[START]

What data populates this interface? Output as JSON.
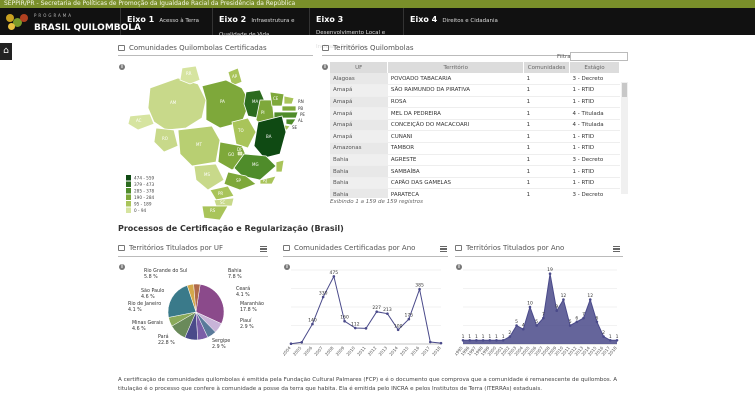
{
  "topbar": {
    "text": "SEPPIR/PR - Secretaria de Políticas de Promoção da Igualdade Racial da Presidência da República"
  },
  "brand": {
    "small": "PROGRAMA",
    "name": "BRASIL QUILOMBOLA"
  },
  "nav": [
    {
      "num": "Eixo 1",
      "label": "Acesso à Terra"
    },
    {
      "num": "Eixo 2",
      "label": "Infraestrutura e Qualidade de Vida"
    },
    {
      "num": "Eixo 3",
      "label": "Desenvolvimento Local e Inclusão Produtiva"
    },
    {
      "num": "Eixo 4",
      "label": "Direitos e Cidadania"
    }
  ],
  "map_panel": {
    "title": "Comunidades Quilombolas Certificadas",
    "legend": [
      "474 - 559",
      "379 - 473",
      "285 - 378",
      "190 - 284",
      "95 - 189",
      "0 - 94"
    ],
    "legend_colors": [
      "#0f4a13",
      "#2c6b1f",
      "#4f8c2a",
      "#7ea83a",
      "#a9c45a",
      "#d6e4a0"
    ],
    "states": [
      "RR",
      "AP",
      "AM",
      "PA",
      "MA",
      "CE",
      "RN",
      "PB",
      "PE",
      "AL",
      "SE",
      "BA",
      "PI",
      "TO",
      "RO",
      "MT",
      "GO",
      "DF",
      "MG",
      "ES",
      "RJ",
      "SP",
      "MS",
      "PR",
      "SC",
      "RS",
      "AC"
    ]
  },
  "table_panel": {
    "title": "Territórios Quilombolas",
    "filter_label": "Filtrar:",
    "headers": [
      "UF",
      "Território",
      "Comunidades",
      "Estágio"
    ],
    "rows": [
      [
        "Alagoas",
        "POVOADO TABACARIA",
        "1",
        "3 - Decreto"
      ],
      [
        "Amapá",
        "SÃO RAIMUNDO DA PIRATIVA",
        "1",
        "1 - RTID"
      ],
      [
        "Amapá",
        "ROSA",
        "1",
        "1 - RTID"
      ],
      [
        "Amapá",
        "MEL DA PEDREIRA",
        "1",
        "4 - Titulada"
      ],
      [
        "Amapá",
        "CONCEIÇÃO DO MACACOARI",
        "1",
        "4 - Titulada"
      ],
      [
        "Amapá",
        "CUNANI",
        "1",
        "1 - RTID"
      ],
      [
        "Amazonas",
        "TAMBOR",
        "1",
        "1 - RTID"
      ],
      [
        "Bahia",
        "AGRESTE",
        "1",
        "3 - Decreto"
      ],
      [
        "Bahia",
        "SAMBAÍBA",
        "1",
        "1 - RTID"
      ],
      [
        "Bahia",
        "CAPÃO DAS GAMELAS",
        "1",
        "1 - RTID"
      ],
      [
        "Bahia",
        "PARATECA",
        "1",
        "3 - Decreto"
      ]
    ],
    "info": "Exibindo 1 a 159 de 159 registros"
  },
  "section": {
    "title": "Processos de Certificação e Regularização (Brasil)"
  },
  "footer": {
    "text": "A certificação de comunidades quilombolas é emitida pela Fundação Cultural Palmares (FCP) e é o documento que comprova que a comunidade é remanescente de quilombos. A titulação é o processo que confere à comunidade a posse da terra que habita. Ela é emitida pelo INCRA e pelos Institutos de Terra (ITERRAs) estaduais."
  },
  "chart_data": [
    {
      "type": "pie",
      "title": "Territórios Titulados por UF",
      "slices": [
        {
          "label": "Pará",
          "value": 22.8,
          "color": "#8b4a8b"
        },
        {
          "label": "Minas Gerais",
          "value": 4.6,
          "color": "#c8b4d8"
        },
        {
          "label": "Rio de Janeiro",
          "value": 4.1,
          "color": "#5a7a9a"
        },
        {
          "label": "São Paulo",
          "value": 4.6,
          "color": "#7b5ea7"
        },
        {
          "label": "Rio Grande do Sul",
          "value": 5.8,
          "color": "#4a4a8a"
        },
        {
          "label": "Bahia",
          "value": 7.8,
          "color": "#6a8a5a"
        },
        {
          "label": "Ceará",
          "value": 4.1,
          "color": "#8aaa5a"
        },
        {
          "label": "Maranhão",
          "value": 17.8,
          "color": "#3a7a8a"
        },
        {
          "label": "Piauí",
          "value": 2.9,
          "color": "#d4a84a"
        },
        {
          "label": "Sergipe",
          "value": 2.9,
          "color": "#b06a4a"
        }
      ],
      "labels_shown": [
        {
          "label": "Rio Grande do Sul",
          "pct": "5.8 %"
        },
        {
          "label": "São Paulo",
          "pct": "4.6 %"
        },
        {
          "label": "Rio de Janeiro",
          "pct": "4.1 %"
        },
        {
          "label": "Minas Gerais",
          "pct": "4.6 %"
        },
        {
          "label": "Pará",
          "pct": "22.8 %"
        },
        {
          "label": "Bahia",
          "pct": "7.8 %"
        },
        {
          "label": "Ceará",
          "pct": "4.1 %"
        },
        {
          "label": "Maranhão",
          "pct": "17.8 %"
        },
        {
          "label": "Piauí",
          "pct": "2.9 %"
        },
        {
          "label": "Sergipe",
          "pct": "2.9 %"
        }
      ]
    },
    {
      "type": "line",
      "title": "Comunidades Certificadas por Ano",
      "x": [
        "2004",
        "2005",
        "2006",
        "2007",
        "2008",
        "2009",
        "2010",
        "2011",
        "2012",
        "2013",
        "2014",
        "2015",
        "2016",
        "2017",
        "2018"
      ],
      "values": [
        2,
        12,
        140,
        330,
        475,
        160,
        112,
        110,
        227,
        213,
        100,
        175,
        385,
        14,
        6
      ],
      "labeled": [
        null,
        null,
        140,
        330,
        475,
        160,
        112,
        null,
        227,
        213,
        100,
        175,
        385,
        null,
        null
      ],
      "ylim": [
        0,
        520
      ],
      "color": "#4a4a8a"
    },
    {
      "type": "area",
      "title": "Territórios Titulados por Ano",
      "x": [
        "1995",
        "1996",
        "1997",
        "1998",
        "1999",
        "2000",
        "2001",
        "2002",
        "2003",
        "2004",
        "2005",
        "2006",
        "2007",
        "2008",
        "2009",
        "2010",
        "2011",
        "2012",
        "2013",
        "2014",
        "2015",
        "2016",
        "2017",
        "2018"
      ],
      "values": [
        1,
        1,
        1,
        1,
        1,
        1,
        1,
        2,
        5,
        4,
        10,
        5,
        7,
        19,
        9,
        12,
        5,
        6,
        7,
        12,
        6,
        2,
        1,
        1
      ],
      "labeled": [
        1,
        1,
        1,
        1,
        1,
        1,
        1,
        2,
        5,
        4,
        10,
        5,
        7,
        19,
        9,
        12,
        5,
        6,
        7,
        12,
        6,
        2,
        1,
        1
      ],
      "ylim": [
        0,
        20
      ],
      "color": "#4a4a8a"
    }
  ]
}
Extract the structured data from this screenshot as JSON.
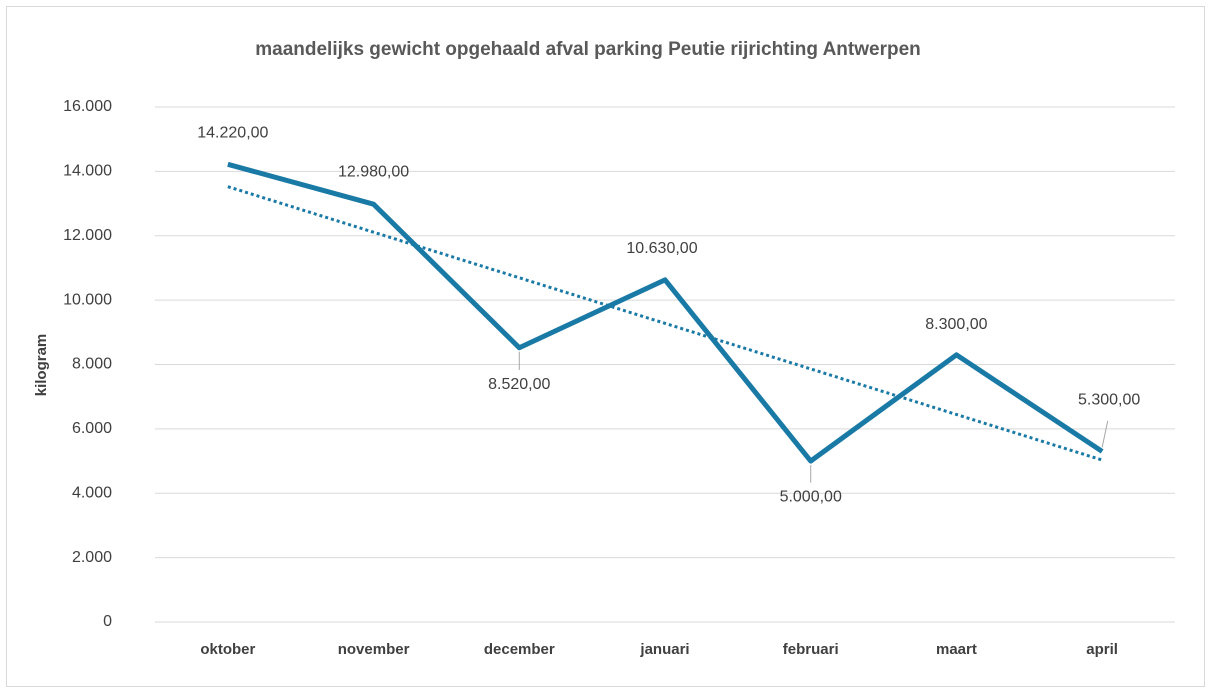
{
  "chart_data": {
    "type": "line",
    "title": "maandelijks gewicht opgehaald afval parking Peutie rijrichting Antwerpen",
    "ylabel": "kilogram",
    "categories": [
      "oktober",
      "november",
      "december",
      "januari",
      "februari",
      "maart",
      "april"
    ],
    "series": [
      {
        "name": "gewicht",
        "color": "#1a7aa6",
        "values": [
          14220,
          12980,
          8520,
          10630,
          5000,
          8300,
          5300
        ],
        "value_labels": [
          "14.220,00",
          "12.980,00",
          "8.520,00",
          "10.630,00",
          "5.000,00",
          "8.300,00",
          "5.300,00"
        ]
      }
    ],
    "trendline": "linear",
    "ylim": [
      0,
      16000
    ],
    "yticks": [
      0,
      {
        "value": 2000,
        "label": "2.000"
      },
      {
        "value": 4000,
        "label": "4.000"
      },
      {
        "value": 6000,
        "label": "6.000"
      },
      {
        "value": 8000,
        "label": "8.000"
      },
      {
        "value": 10000,
        "label": "10.000"
      },
      {
        "value": 12000,
        "label": "12.000"
      },
      {
        "value": 14000,
        "label": "14.000"
      },
      {
        "value": 16000,
        "label": "16.000"
      }
    ],
    "grid": true
  }
}
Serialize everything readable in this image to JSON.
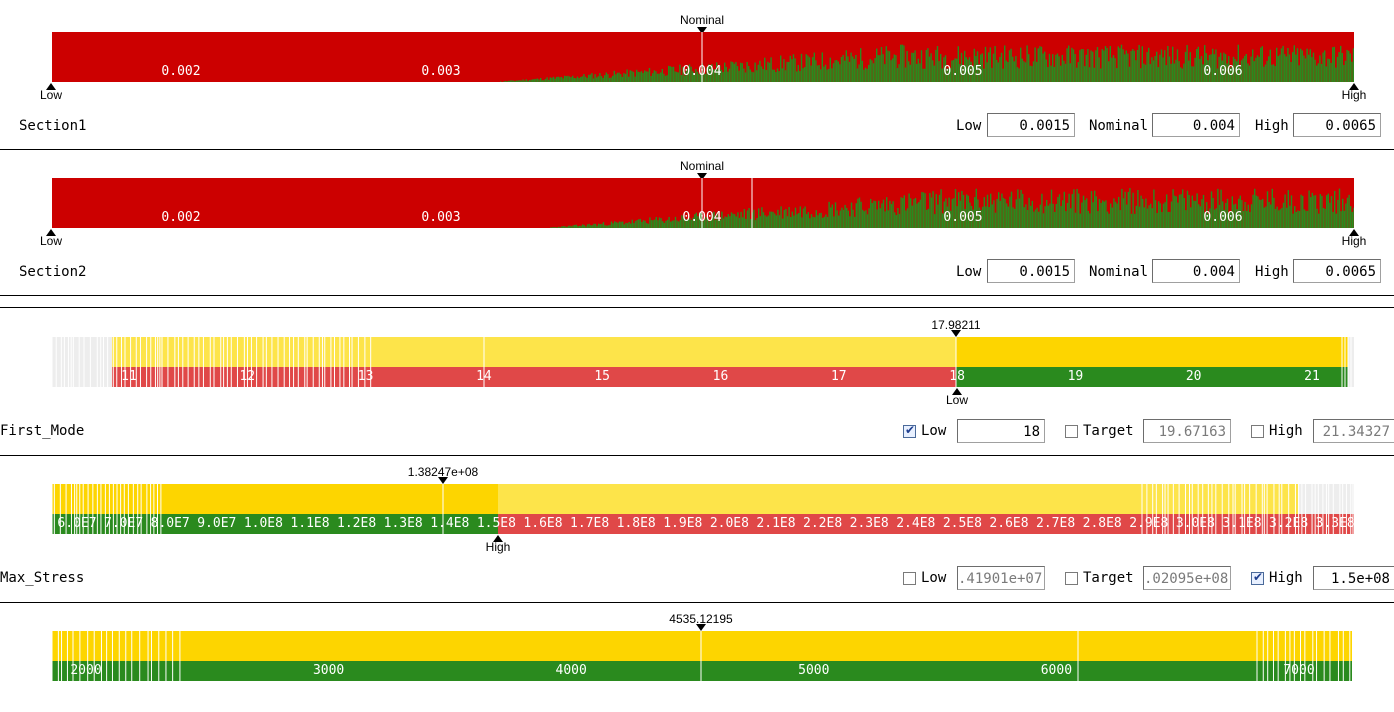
{
  "panels": [
    {
      "id": "section1",
      "name": "Section1",
      "nominal_marker": {
        "label": "Nominal",
        "value": 0.004
      },
      "low_marker": {
        "label": "Low"
      },
      "high_marker": {
        "label": "High"
      },
      "ticks": [
        "0.002",
        "0.003",
        "0.004",
        "0.005",
        "0.006"
      ],
      "fields": {
        "low_label": "Low",
        "low_value": "0.0015",
        "nominal_label": "Nominal",
        "nominal_value": "0.004",
        "high_label": "High",
        "high_value": "0.0065"
      }
    },
    {
      "id": "section2",
      "name": "Section2",
      "nominal_marker": {
        "label": "Nominal",
        "value": 0.004
      },
      "low_marker": {
        "label": "Low"
      },
      "high_marker": {
        "label": "High"
      },
      "ticks": [
        "0.002",
        "0.003",
        "0.004",
        "0.005",
        "0.006"
      ],
      "fields": {
        "low_label": "Low",
        "low_value": "0.0015",
        "nominal_label": "Nominal",
        "nominal_value": "0.004",
        "high_label": "High",
        "high_value": "0.0065"
      }
    },
    {
      "id": "first_mode",
      "name": "First_Mode",
      "value_marker": {
        "label": "17.98211"
      },
      "low_marker": {
        "label": "Low"
      },
      "ticks": [
        "11",
        "12",
        "13",
        "14",
        "15",
        "16",
        "17",
        "18",
        "19",
        "20",
        "21"
      ],
      "fields": {
        "low_checked": true,
        "low_label": "Low",
        "low_value": "18",
        "target_checked": false,
        "target_label": "Target",
        "target_value": "19.67163",
        "high_checked": false,
        "high_label": "High",
        "high_value": "21.34327"
      }
    },
    {
      "id": "max_stress",
      "name": "Max_Stress",
      "value_marker": {
        "label": "1.38247e+08"
      },
      "high_marker": {
        "label": "High"
      },
      "ticks": [
        "6.0E7",
        "7.0E7",
        "8.0E7",
        "9.0E7",
        "1.0E8",
        "1.1E8",
        "1.2E8",
        "1.3E8",
        "1.4E8",
        "1.5E8",
        "1.6E8",
        "1.7E8",
        "1.8E8",
        "1.9E8",
        "2.0E8",
        "2.1E8",
        "2.2E8",
        "2.3E8",
        "2.4E8",
        "2.5E8",
        "2.6E8",
        "2.7E8",
        "2.8E8",
        "2.9E8",
        "3.0E8",
        "3.1E8",
        "3.2E8",
        "3.3E8",
        "3.4E8"
      ],
      "fields": {
        "low_checked": false,
        "low_label": "Low",
        "low_value": ".41901e+07",
        "target_checked": false,
        "target_label": "Target",
        "target_value": ".02095e+08",
        "high_checked": true,
        "high_label": "High",
        "high_value": "1.5e+08"
      }
    },
    {
      "id": "panel5",
      "value_marker": {
        "label": "4535.12195"
      },
      "ticks": [
        "2000",
        "3000",
        "4000",
        "5000",
        "6000",
        "7000"
      ]
    }
  ],
  "colors": {
    "red": "#cc0000",
    "green": "#2a8a1e",
    "yellow_light": "#fde44a",
    "yellow": "#fdd500",
    "red_light": "#e04848",
    "grey": "#ededed"
  }
}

[END]

Stated problem: Check each line of the entries above for the word "Eixo". List the ones that have it.

Completed task:
      "num": "Eixo 1",
      "num": "Eixo 2",
      "num": "Eixo 3",
      "num": "Eixo 4",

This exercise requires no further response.